# start of EXTRACTED ENTRIES
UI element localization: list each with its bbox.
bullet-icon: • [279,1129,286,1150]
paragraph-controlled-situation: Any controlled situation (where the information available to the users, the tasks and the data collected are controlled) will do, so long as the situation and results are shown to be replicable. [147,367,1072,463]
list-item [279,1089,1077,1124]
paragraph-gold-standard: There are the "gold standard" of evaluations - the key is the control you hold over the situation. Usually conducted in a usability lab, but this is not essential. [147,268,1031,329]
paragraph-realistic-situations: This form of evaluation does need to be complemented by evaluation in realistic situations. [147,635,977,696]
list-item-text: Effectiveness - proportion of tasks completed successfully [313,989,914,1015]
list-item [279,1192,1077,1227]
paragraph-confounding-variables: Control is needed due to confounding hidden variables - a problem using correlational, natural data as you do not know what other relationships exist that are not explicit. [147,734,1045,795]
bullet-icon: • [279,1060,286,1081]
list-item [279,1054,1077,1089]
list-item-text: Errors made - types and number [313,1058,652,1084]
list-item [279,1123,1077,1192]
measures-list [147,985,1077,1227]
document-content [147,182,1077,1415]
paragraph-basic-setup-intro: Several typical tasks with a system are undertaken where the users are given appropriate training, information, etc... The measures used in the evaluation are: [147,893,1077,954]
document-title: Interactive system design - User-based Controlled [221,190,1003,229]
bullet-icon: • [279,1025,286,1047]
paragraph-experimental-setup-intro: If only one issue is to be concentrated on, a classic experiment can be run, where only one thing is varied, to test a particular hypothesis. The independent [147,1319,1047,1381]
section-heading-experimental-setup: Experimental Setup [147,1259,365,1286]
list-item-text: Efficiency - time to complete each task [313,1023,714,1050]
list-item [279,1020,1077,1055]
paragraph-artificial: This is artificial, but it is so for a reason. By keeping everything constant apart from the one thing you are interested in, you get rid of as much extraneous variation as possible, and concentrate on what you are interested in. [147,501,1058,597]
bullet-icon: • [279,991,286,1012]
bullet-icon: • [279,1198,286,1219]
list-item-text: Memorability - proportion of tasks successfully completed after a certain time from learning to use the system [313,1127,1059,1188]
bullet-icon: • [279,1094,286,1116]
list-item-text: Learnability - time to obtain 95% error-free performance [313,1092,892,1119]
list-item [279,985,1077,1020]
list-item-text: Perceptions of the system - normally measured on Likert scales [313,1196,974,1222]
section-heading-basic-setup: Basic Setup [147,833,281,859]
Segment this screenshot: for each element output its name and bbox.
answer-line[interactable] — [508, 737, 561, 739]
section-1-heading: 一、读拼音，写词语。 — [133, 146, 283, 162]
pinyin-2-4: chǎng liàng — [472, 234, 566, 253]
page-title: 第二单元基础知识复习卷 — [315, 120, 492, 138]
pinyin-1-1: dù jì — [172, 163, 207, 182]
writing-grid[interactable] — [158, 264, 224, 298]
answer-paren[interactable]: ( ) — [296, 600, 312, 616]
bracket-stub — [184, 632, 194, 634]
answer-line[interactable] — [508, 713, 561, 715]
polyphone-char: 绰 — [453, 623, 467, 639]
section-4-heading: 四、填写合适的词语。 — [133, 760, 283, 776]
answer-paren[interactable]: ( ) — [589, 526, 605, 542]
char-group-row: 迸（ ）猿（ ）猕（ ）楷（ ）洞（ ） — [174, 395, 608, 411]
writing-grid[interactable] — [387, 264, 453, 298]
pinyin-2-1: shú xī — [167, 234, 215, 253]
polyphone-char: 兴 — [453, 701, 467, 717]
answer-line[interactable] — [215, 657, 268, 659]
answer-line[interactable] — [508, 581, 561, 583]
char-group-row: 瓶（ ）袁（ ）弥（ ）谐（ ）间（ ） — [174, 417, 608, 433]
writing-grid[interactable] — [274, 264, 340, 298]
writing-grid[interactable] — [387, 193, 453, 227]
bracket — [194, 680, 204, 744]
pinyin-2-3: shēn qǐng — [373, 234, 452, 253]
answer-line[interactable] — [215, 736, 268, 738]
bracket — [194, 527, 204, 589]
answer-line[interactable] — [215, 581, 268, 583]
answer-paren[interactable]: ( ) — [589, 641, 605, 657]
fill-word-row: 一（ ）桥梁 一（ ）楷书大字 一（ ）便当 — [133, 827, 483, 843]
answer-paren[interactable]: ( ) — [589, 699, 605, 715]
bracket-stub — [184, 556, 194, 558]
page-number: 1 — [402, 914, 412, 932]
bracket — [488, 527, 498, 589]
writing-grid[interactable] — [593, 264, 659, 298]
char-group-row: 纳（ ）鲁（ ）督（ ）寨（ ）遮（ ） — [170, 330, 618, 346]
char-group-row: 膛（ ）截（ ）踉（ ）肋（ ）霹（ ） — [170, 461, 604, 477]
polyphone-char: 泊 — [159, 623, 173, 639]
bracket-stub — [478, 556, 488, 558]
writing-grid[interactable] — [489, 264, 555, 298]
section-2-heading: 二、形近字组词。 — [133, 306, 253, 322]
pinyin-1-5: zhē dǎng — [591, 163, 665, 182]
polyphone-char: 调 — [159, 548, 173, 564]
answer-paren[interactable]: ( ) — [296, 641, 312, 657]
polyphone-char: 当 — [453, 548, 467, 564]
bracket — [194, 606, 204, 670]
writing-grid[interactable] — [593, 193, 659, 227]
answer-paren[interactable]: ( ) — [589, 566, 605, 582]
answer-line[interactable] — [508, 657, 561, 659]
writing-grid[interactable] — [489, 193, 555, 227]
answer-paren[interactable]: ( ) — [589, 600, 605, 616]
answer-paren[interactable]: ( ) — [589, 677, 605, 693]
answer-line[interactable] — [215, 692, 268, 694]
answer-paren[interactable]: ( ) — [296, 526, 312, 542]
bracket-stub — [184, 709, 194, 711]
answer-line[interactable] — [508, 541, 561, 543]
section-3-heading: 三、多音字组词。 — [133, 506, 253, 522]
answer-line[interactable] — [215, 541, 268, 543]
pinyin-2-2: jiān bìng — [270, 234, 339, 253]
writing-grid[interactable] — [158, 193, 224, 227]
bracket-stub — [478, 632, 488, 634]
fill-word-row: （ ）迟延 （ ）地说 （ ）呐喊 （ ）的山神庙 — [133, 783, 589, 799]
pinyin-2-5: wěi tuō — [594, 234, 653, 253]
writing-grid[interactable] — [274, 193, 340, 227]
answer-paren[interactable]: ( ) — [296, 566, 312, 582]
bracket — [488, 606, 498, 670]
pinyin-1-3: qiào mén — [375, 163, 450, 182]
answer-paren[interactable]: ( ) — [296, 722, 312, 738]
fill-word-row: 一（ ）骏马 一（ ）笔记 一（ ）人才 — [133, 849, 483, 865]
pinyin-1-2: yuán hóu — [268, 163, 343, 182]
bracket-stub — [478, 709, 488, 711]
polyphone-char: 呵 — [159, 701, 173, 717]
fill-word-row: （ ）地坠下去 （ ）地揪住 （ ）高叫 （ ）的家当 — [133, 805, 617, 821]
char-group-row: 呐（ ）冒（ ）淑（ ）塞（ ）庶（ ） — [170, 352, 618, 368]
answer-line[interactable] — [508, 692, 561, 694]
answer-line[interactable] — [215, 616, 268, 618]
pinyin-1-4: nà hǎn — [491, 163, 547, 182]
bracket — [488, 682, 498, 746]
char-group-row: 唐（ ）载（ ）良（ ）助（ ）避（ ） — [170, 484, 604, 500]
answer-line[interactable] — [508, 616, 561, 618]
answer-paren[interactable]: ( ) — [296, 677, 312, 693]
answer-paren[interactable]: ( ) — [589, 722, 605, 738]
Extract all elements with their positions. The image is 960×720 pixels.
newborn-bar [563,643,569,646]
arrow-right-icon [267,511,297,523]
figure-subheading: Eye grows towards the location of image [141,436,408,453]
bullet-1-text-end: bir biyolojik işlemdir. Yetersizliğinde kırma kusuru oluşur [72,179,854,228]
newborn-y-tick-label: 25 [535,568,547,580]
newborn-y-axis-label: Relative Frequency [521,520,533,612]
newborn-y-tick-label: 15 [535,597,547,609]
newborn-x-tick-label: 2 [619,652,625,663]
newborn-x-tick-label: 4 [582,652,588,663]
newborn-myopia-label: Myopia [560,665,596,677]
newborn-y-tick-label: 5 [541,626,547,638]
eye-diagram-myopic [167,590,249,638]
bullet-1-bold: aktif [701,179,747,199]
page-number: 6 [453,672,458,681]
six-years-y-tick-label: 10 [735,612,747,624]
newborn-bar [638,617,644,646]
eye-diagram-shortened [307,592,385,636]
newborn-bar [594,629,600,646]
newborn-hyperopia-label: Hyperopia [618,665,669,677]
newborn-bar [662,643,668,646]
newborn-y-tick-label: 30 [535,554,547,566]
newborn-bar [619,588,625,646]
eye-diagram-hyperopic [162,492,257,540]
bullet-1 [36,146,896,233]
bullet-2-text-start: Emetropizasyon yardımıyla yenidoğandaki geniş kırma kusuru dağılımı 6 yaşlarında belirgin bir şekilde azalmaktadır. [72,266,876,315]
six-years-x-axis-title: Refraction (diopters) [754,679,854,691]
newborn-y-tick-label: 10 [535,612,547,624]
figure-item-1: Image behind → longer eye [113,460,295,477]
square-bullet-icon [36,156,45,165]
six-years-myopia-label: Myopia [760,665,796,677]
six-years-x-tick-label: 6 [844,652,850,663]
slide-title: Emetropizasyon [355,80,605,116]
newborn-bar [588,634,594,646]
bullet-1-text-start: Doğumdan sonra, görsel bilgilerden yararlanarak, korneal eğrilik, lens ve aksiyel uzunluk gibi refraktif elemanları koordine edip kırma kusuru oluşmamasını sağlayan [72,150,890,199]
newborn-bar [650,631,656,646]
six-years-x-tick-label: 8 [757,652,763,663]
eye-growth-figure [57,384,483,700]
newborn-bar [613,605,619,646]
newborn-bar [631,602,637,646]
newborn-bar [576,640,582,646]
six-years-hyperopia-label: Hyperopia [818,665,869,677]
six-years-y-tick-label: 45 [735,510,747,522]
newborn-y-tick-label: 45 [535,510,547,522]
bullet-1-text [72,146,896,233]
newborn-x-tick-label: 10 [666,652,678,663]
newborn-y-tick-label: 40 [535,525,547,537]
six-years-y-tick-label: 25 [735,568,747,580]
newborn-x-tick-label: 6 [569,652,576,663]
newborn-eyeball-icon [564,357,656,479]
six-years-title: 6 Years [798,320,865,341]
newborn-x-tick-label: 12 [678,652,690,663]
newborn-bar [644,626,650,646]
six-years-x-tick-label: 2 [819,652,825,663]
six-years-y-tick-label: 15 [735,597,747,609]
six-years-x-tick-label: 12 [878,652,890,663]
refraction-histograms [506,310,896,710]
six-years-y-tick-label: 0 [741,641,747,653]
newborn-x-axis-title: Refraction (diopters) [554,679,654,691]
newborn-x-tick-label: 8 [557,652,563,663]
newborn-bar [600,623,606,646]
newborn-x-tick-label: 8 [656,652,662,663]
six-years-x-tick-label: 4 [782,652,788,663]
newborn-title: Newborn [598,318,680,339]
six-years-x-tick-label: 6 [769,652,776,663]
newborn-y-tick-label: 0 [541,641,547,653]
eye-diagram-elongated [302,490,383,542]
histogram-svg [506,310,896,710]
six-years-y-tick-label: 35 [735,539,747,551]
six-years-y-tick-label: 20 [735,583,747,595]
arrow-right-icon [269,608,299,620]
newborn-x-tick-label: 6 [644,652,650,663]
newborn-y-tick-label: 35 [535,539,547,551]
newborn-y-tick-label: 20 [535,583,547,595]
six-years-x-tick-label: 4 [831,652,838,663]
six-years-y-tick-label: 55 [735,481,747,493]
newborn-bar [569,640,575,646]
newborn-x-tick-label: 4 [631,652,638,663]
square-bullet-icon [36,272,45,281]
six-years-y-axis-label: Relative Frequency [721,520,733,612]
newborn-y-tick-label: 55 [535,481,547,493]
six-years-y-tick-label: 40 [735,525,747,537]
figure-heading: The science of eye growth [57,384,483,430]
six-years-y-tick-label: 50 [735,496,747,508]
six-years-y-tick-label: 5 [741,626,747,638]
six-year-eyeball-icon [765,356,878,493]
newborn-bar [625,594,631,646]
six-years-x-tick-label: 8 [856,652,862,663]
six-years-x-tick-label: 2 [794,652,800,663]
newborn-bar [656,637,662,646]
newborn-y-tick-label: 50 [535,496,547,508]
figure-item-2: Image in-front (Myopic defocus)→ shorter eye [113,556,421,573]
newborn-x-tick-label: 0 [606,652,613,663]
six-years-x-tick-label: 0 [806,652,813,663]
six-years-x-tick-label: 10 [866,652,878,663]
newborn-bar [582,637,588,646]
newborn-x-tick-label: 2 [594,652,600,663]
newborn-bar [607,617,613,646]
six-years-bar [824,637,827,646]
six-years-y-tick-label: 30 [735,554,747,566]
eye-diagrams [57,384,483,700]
# end of EXTRACTED ENTRIES
# GOAL OF THE EXERCISE
Please output the lines as a Markdown table with the columns Row and Line, starting with the first line and going on through the line containing "paragraph-controlled-situation: Any controlled", that line included. Leave out any blank lines.

# EXERCISE RESPONSE
| Row | Line |
|---|---|
| 1 | UI element localization: list each with its bbox. |
| 2 | bullet-icon: • [279,1129,286,1150] |
| 3 | paragraph-controlled-situation: Any controlled situation (where the information available to the users, the tasks and the data collected are controlled) will do, so long as the situation and results are shown to be replicable. [147,367,1072,463] |